> **OBJECTIVE**
Pictures within the data are to be left out; everything else must be reproduced exactly.

(Dataset records)
——
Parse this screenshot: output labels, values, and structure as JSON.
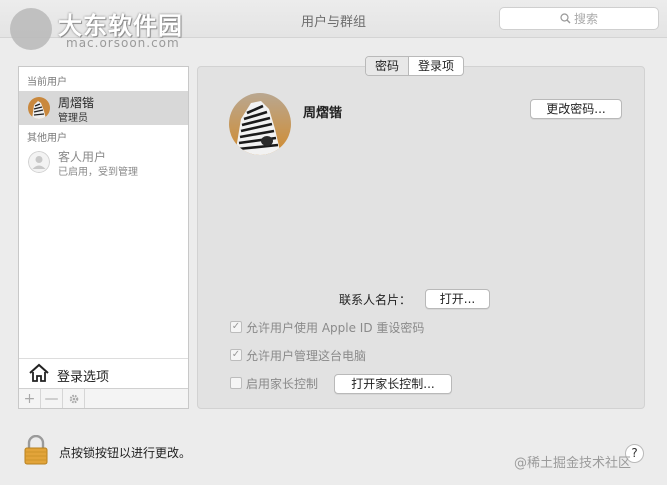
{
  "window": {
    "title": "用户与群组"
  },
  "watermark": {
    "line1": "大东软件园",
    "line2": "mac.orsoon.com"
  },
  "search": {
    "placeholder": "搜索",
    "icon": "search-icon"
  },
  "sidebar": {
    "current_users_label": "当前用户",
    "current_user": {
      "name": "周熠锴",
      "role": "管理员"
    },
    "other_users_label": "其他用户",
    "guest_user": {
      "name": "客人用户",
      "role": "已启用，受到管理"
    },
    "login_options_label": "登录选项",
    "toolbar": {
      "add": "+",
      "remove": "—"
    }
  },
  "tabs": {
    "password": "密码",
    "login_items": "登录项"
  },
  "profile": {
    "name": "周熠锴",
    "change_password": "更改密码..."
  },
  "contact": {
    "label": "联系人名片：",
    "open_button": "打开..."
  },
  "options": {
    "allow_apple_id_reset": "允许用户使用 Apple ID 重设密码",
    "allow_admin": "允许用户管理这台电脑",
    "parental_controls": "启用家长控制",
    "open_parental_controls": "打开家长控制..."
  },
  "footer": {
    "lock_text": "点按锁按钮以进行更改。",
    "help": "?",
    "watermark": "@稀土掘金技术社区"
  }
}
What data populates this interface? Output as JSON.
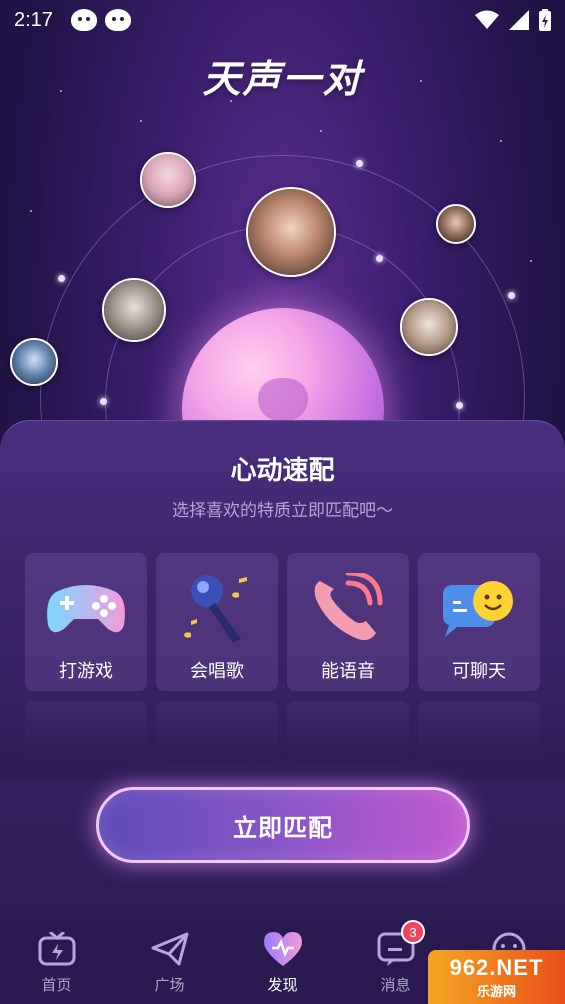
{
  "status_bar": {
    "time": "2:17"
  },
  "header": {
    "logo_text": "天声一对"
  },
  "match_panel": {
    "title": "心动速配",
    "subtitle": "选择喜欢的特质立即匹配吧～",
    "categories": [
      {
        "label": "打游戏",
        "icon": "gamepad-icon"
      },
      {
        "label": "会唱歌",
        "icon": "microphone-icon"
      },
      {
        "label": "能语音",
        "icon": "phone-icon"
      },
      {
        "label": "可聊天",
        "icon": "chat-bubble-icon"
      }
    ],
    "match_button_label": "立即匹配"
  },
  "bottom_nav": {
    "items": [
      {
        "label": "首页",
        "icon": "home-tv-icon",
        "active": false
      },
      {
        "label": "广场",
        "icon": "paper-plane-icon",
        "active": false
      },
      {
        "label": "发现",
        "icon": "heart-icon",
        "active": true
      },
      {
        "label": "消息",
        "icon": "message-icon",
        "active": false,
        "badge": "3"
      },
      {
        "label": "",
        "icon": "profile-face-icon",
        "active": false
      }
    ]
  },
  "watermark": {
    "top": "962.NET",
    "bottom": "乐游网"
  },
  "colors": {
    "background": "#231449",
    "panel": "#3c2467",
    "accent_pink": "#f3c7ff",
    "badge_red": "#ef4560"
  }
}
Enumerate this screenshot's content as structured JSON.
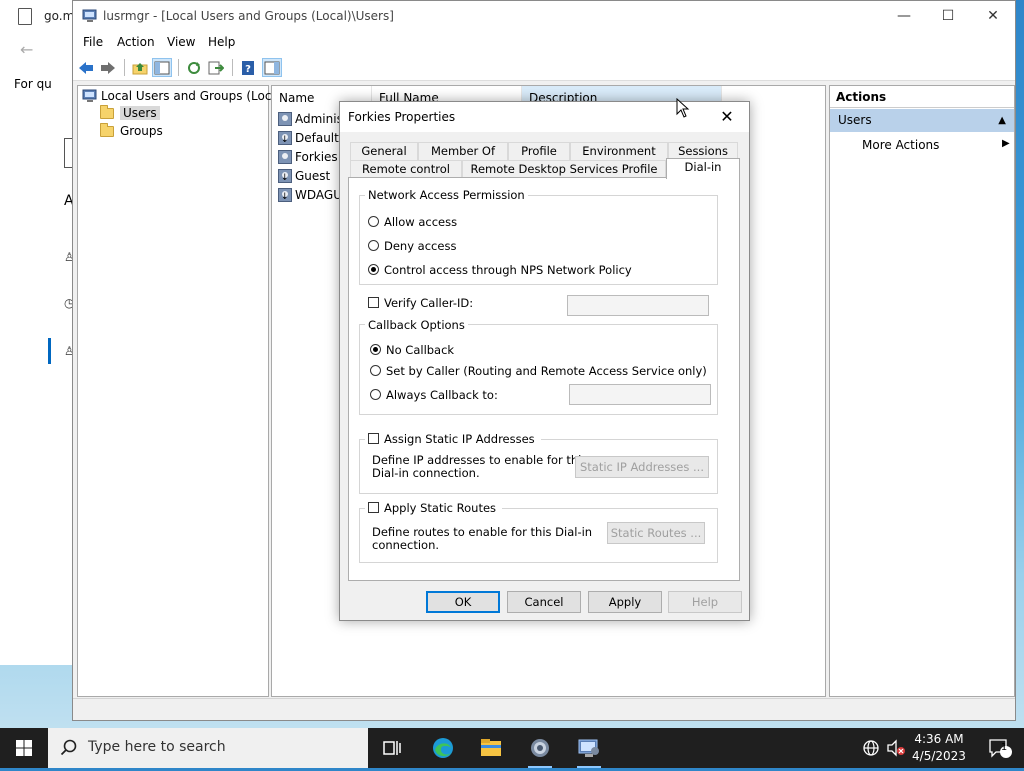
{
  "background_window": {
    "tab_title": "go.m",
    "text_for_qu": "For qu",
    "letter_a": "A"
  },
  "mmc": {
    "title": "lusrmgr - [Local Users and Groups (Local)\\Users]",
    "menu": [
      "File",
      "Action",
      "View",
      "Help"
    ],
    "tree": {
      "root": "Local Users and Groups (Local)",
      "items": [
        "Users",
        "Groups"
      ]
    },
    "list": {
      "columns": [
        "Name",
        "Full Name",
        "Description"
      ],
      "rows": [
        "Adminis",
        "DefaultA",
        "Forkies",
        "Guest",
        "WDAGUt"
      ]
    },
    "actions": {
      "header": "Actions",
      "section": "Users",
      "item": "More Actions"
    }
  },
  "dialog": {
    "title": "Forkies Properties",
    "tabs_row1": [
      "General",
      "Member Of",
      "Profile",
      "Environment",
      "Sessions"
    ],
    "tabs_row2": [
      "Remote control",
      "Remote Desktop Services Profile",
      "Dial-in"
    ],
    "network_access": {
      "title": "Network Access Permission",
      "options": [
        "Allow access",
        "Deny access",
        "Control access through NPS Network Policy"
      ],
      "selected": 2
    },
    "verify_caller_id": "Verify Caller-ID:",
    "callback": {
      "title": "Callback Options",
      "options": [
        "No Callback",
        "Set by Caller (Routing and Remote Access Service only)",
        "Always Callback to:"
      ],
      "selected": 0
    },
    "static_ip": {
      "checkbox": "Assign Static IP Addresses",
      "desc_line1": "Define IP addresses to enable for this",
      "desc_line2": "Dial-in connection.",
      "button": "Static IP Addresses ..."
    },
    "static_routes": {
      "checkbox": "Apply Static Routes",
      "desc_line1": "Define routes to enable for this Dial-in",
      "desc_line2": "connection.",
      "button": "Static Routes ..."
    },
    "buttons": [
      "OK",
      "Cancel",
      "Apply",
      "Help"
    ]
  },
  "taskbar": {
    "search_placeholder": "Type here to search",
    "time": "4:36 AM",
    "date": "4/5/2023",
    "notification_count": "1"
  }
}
——
> **IN RESPONSE**
Parse this screenshot: output labels, values, and structure as JSON.
{
  "window": {
    "title": "用户与群组"
  },
  "watermark": {
    "line1": "大东软件园",
    "line2": "mac.orsoon.com"
  },
  "search": {
    "placeholder": "搜索",
    "icon": "search-icon"
  },
  "sidebar": {
    "current_users_label": "当前用户",
    "current_user": {
      "name": "周熠锴",
      "role": "管理员"
    },
    "other_users_label": "其他用户",
    "guest_user": {
      "name": "客人用户",
      "role": "已启用，受到管理"
    },
    "login_options_label": "登录选项",
    "toolbar": {
      "add": "+",
      "remove": "—"
    }
  },
  "tabs": {
    "password": "密码",
    "login_items": "登录项"
  },
  "profile": {
    "name": "周熠锴",
    "change_password": "更改密码..."
  },
  "contact": {
    "label": "联系人名片：",
    "open_button": "打开..."
  },
  "options": {
    "allow_apple_id_reset": "允许用户使用 Apple ID 重设密码",
    "allow_admin": "允许用户管理这台电脑",
    "parental_controls": "启用家长控制",
    "open_parental_controls": "打开家长控制..."
  },
  "footer": {
    "lock_text": "点按锁按钮以进行更改。",
    "help": "?",
    "watermark": "@稀土掘金技术社区"
  }
}
What data populates this interface? Output as JSON.
{
  "status_bar": {
    "time": "2:17"
  },
  "header": {
    "logo_text": "天声一对"
  },
  "match_panel": {
    "title": "心动速配",
    "subtitle": "选择喜欢的特质立即匹配吧～",
    "categories": [
      {
        "label": "打游戏",
        "icon": "gamepad-icon"
      },
      {
        "label": "会唱歌",
        "icon": "microphone-icon"
      },
      {
        "label": "能语音",
        "icon": "phone-icon"
      },
      {
        "label": "可聊天",
        "icon": "chat-bubble-icon"
      }
    ],
    "match_button_label": "立即匹配"
  },
  "bottom_nav": {
    "items": [
      {
        "label": "首页",
        "icon": "home-tv-icon",
        "active": false
      },
      {
        "label": "广场",
        "icon": "paper-plane-icon",
        "active": false
      },
      {
        "label": "发现",
        "icon": "heart-icon",
        "active": true
      },
      {
        "label": "消息",
        "icon": "message-icon",
        "active": false,
        "badge": "3"
      },
      {
        "label": "",
        "icon": "profile-face-icon",
        "active": false
      }
    ]
  },
  "watermark": {
    "top": "962.NET",
    "bottom": "乐游网"
  },
  "colors": {
    "background": "#231449",
    "panel": "#3c2467",
    "accent_pink": "#f3c7ff",
    "badge_red": "#ef4560"
  }
}
Enumerate this screenshot's content as structured JSON.
{
  "background_window": {
    "tab_title": "go.m",
    "text_for_qu": "For qu",
    "letter_a": "A"
  },
  "mmc": {
    "title": "lusrmgr - [Local Users and Groups (Local)\\Users]",
    "menu": [
      "File",
      "Action",
      "View",
      "Help"
    ],
    "tree": {
      "root": "Local Users and Groups (Local)",
      "items": [
        "Users",
        "Groups"
      ]
    },
    "list": {
      "columns": [
        "Name",
        "Full Name",
        "Description"
      ],
      "rows": [
        "Adminis",
        "DefaultA",
        "Forkies",
        "Guest",
        "WDAGUt"
      ]
    },
    "actions": {
      "header": "Actions",
      "section": "Users",
      "item": "More Actions"
    }
  },
  "dialog": {
    "title": "Forkies Properties",
    "tabs_row1": [
      "General",
      "Member Of",
      "Profile",
      "Environment",
      "Sessions"
    ],
    "tabs_row2": [
      "Remote control",
      "Remote Desktop Services Profile",
      "Dial-in"
    ],
    "network_access": {
      "title": "Network Access Permission",
      "options": [
        "Allow access",
        "Deny access",
        "Control access through NPS Network Policy"
      ],
      "selected": 2
    },
    "verify_caller_id": "Verify Caller-ID:",
    "callback": {
      "title": "Callback Options",
      "options": [
        "No Callback",
        "Set by Caller (Routing and Remote Access Service only)",
        "Always Callback to:"
      ],
      "selected": 0
    },
    "static_ip": {
      "checkbox": "Assign Static IP Addresses",
      "desc_line1": "Define IP addresses to enable for this",
      "desc_line2": "Dial-in connection.",
      "button": "Static IP Addresses ..."
    },
    "static_routes": {
      "checkbox": "Apply Static Routes",
      "desc_line1": "Define routes to enable for this Dial-in",
      "desc_line2": "connection.",
      "button": "Static Routes ..."
    },
    "buttons": [
      "OK",
      "Cancel",
      "Apply",
      "Help"
    ]
  },
  "taskbar": {
    "search_placeholder": "Type here to search",
    "time": "4:36 AM",
    "date": "4/5/2023",
    "notification_count": "1"
  }
}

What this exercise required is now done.